TO DO:
From the records below, pull each line that has "Correlation".

(A block of data)
[start]

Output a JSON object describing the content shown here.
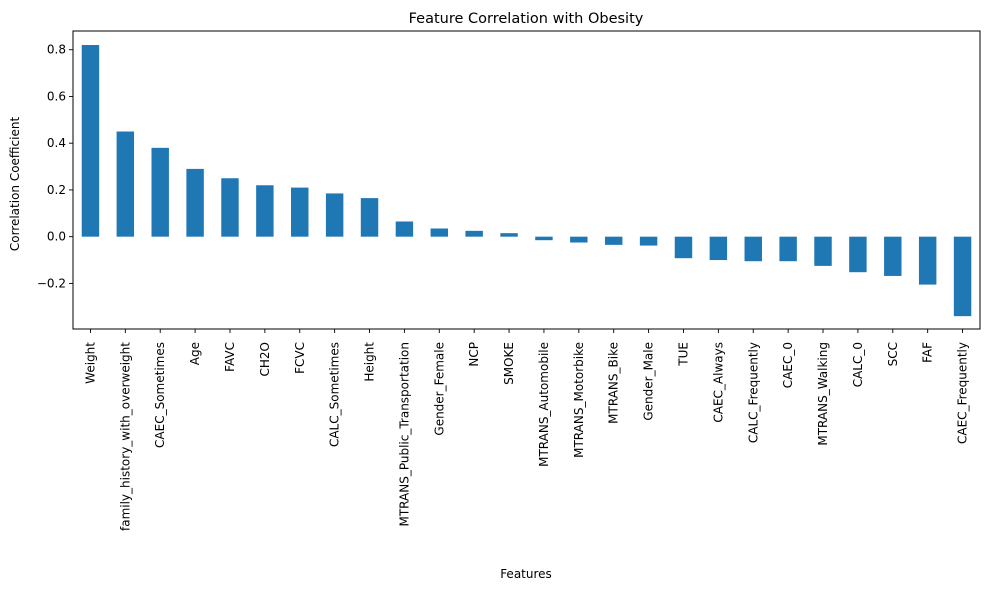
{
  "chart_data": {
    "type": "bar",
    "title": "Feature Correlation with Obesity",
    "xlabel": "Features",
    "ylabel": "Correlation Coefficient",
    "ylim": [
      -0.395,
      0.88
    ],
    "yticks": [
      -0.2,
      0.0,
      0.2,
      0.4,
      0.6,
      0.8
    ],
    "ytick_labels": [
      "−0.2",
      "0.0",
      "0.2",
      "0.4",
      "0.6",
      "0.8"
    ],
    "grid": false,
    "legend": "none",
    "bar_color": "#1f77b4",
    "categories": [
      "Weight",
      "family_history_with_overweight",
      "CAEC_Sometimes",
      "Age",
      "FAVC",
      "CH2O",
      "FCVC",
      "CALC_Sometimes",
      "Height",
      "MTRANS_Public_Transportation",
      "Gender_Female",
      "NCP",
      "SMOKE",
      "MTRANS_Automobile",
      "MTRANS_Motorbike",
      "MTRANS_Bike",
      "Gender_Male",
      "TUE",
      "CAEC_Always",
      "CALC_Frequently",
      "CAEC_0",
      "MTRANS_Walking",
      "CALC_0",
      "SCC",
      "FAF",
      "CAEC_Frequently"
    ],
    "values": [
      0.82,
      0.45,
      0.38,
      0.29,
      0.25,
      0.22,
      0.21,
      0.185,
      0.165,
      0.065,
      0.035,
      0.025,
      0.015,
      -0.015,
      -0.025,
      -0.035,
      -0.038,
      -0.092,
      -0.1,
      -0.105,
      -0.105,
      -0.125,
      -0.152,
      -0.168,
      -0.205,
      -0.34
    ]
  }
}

[end]

OUTPUT OF THE TASK:
    "title": "Feature Correlation with Obesity",
    "ylabel": "Correlation Coefficient",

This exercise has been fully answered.